**** Record excerpts ****

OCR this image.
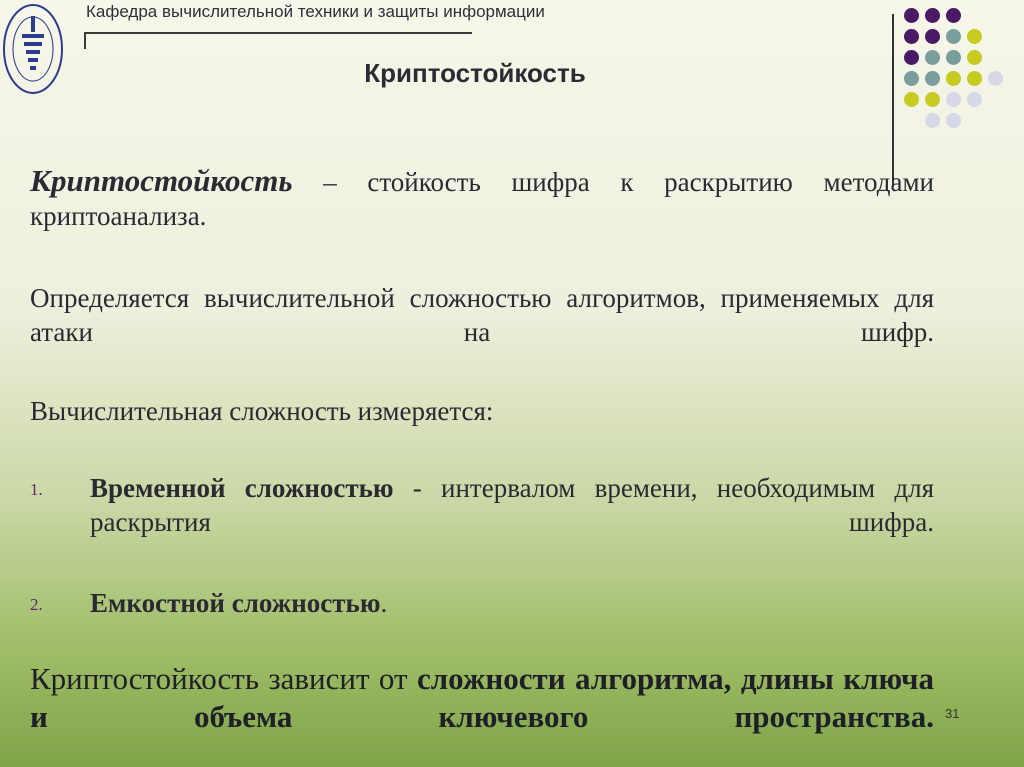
Кафедра вычислительной техники и защиты информации
Криптостойкость
Криптостойкость – стойкость шифра к раскрытию методами криптоанализа.
Определяется вычислительной сложностью алгоритмов, применяемых для атаки на шифр.
Вычислительная сложность измеряется:
1. Временной сложностью - интервалом времени, необходимым для раскрытия шифра.
2. Емкостной сложностью.
Криптостойкость зависит от сложности алгоритма, длины ключа и объема ключевого пространства. 31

****

Check each line above for the word "сложностью", and copy the lines where it appears.

▸ In response
Определяется вычислительной сложностью алгоритмов, применяемых для атаки на шифр.
1. Временной сложностью - интервалом времени, необходимым для раскрытия шифра.
2. Емкостной сложностью.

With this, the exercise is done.